──────── Textabschnitt ────────
# Fotoausrüstung im Handgepäck - Zollprobleme ?



## 69pflanzenfreund69 (3. Aug. 2010)

Nabend,

bald treten wir nach 4 Jahren endlich mal wieder eine Auslandsflugreise an - und natürlich ist mein Rucksack mit meinen Lieblingsobjektiven, Body und Ersatzakku + Zubehöhr bereits voll gepackt.

Nun frage ich mich, ob es Sinn macht eine Kopie der Orginalkaufrechnungen mitzuschleppen ? Da steht ja sowieso nicht die von mir eingekaufte Seriennummer drauf...

Habt ihr da schon mal Probleme mit dem Zoll vorallem bei der Einreise gehabt (in England / USA kann man ja viel günstiger das Fotozeuch erwerben) ?

Oder habt ihr noch weitere Tipps für mich ? Die Röntgenstrahlung soll ja angeblich nicht schädlich für Prozessor und co. sein.


----------



## Zermalmer (4. Aug. 2010)

*AW: Fotoausrüstung im Handgepäck - Zollprobleme ?*

Hallo Ralf,
vielleicht gibt es es hier jemanden, der alle Punkte besser beantworten kann.

aber ich meine mich zu erinnern, das man VOR der Reise sich bescheinigen lassen kann, dass man die Sachen heir erworben hat und nicht unnötig beim Zoll dann aufgehalten wird bzw. bei der Ausreise noch, wo man ja schon hibbelich auf den Flug ist, drum kümmern muss.

keine Ahnung wie alt der Link ist, aber die Erklärungen im Link decken sich ein wenig mit meinen Erinnerungen
http://www.fotografiez.de/index.php?page=6.12

Grüße
Andreas


----------



## Regs (4. Aug. 2010)

*AW: Fotoausrüstung im Handgepäck - Zollprobleme ?*

Guten Morgen Ralf,
hier findest Du Informationen eines Zollbeamten für Fotografen: http://www.dslr-forum.de/showthread.php?t=124044

VG Regine


----------



## 69pflanzenfreund69 (4. Aug. 2010)
──────── Einträge ────────
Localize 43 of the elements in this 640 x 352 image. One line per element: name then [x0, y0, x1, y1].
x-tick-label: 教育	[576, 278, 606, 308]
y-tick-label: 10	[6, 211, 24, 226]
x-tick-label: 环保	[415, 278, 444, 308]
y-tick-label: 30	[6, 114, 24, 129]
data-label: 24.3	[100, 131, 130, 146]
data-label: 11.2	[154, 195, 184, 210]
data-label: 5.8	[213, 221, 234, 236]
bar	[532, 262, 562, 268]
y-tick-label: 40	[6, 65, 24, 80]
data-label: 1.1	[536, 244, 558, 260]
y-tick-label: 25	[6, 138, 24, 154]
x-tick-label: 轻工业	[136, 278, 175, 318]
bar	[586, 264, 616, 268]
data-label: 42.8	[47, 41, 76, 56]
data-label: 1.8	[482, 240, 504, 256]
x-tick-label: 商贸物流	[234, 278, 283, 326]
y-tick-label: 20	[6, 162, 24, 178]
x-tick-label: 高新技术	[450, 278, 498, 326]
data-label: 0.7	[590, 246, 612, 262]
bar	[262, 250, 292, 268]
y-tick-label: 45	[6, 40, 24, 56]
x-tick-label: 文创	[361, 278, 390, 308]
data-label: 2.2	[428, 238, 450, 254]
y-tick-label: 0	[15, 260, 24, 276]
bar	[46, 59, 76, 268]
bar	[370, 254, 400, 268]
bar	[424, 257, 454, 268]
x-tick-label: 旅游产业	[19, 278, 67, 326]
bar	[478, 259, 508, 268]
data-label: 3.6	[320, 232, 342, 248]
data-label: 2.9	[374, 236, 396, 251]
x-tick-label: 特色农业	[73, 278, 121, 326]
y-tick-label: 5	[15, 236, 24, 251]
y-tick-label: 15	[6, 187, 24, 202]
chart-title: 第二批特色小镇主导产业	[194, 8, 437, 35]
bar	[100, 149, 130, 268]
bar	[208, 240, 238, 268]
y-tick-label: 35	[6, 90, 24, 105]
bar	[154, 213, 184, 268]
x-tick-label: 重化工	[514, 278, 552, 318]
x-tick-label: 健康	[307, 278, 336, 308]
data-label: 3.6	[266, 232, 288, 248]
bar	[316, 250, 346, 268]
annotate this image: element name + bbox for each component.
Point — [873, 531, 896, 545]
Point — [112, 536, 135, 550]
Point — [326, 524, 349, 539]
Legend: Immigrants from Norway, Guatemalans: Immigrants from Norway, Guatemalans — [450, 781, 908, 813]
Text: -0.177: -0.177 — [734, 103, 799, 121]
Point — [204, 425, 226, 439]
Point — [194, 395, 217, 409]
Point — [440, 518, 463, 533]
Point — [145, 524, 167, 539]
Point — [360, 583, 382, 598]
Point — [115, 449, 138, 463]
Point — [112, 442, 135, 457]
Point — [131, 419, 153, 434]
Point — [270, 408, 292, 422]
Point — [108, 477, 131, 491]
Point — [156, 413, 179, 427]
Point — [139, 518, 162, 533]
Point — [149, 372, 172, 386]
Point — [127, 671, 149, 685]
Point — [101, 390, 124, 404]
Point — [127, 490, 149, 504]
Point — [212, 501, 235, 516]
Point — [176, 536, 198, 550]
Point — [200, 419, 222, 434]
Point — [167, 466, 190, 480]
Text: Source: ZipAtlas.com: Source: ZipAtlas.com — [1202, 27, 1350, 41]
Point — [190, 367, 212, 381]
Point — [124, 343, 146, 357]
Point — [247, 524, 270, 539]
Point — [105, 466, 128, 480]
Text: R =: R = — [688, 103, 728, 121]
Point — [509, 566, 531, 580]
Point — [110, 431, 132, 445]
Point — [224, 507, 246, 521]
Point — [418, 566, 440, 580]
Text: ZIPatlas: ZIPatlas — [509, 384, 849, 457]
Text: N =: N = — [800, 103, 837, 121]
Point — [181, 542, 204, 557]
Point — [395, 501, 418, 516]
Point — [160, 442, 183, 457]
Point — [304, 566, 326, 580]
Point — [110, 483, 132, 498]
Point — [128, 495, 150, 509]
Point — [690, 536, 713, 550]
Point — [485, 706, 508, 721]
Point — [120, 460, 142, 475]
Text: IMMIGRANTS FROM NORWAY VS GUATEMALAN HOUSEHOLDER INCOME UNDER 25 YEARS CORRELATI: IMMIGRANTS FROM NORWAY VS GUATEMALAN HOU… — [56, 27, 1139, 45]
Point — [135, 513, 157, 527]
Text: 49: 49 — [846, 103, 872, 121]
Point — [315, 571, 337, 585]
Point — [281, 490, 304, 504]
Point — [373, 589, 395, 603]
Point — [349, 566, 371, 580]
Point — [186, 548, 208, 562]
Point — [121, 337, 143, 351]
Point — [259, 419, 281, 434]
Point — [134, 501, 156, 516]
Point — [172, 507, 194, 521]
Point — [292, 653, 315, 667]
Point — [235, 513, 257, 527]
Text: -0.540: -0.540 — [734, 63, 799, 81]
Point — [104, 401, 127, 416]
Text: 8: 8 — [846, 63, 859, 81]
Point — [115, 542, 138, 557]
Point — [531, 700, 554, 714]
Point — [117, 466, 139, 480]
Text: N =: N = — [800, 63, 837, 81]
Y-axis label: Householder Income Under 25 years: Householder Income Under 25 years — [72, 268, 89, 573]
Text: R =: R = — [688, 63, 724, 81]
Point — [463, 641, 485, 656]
────────
Kurze Übung 1:
Nach wie vielen Jahren tritt der Verfasser des ersten Beitrags im Forumsthread über Fotoausrüstung im Handgepäck wieder eine Flugreise ins Ausland an?
Kurze Übung 2:
Wiederhole aus dem Forumsthread über Fotoausrüstung im Handgepäck wortgetreu den Teil, der mit „bald treten wir“ anfängt und bis einschließlich „Zermalmer (4. Aug. 2010)“ geht.

Lösung 1:
Nach 4 Jahren.

Lösung 2:
bald treten wir nach 4 Jahren endlich mal wieder eine Auslandsflugreise an - und natürlich ist mein Rucksack mit meinen Lieblingsobjektiven, Body und Ersatzakku + Zubehöhr bereits voll gepackt.

Nun frage ich mich, ob es Sinn macht eine Kopie der Orginalkaufrechnungen mitzuschleppen ? Da steht ja sowieso nicht die von mir eingekaufte Seriennummer drauf...

Habt ihr da schon mal Probleme mit dem Zoll vorallem bei der Einreise gehabt (in England / USA kann man ja viel günstiger das Fotozeuch erwerben) ?

Oder habt ihr noch weitere Tipps für mich ? Die Röntgenstrahlung soll ja angeblich nicht schädlich für Prozessor und co. sein.


----------



## Zermalmer (4. Aug. 2010)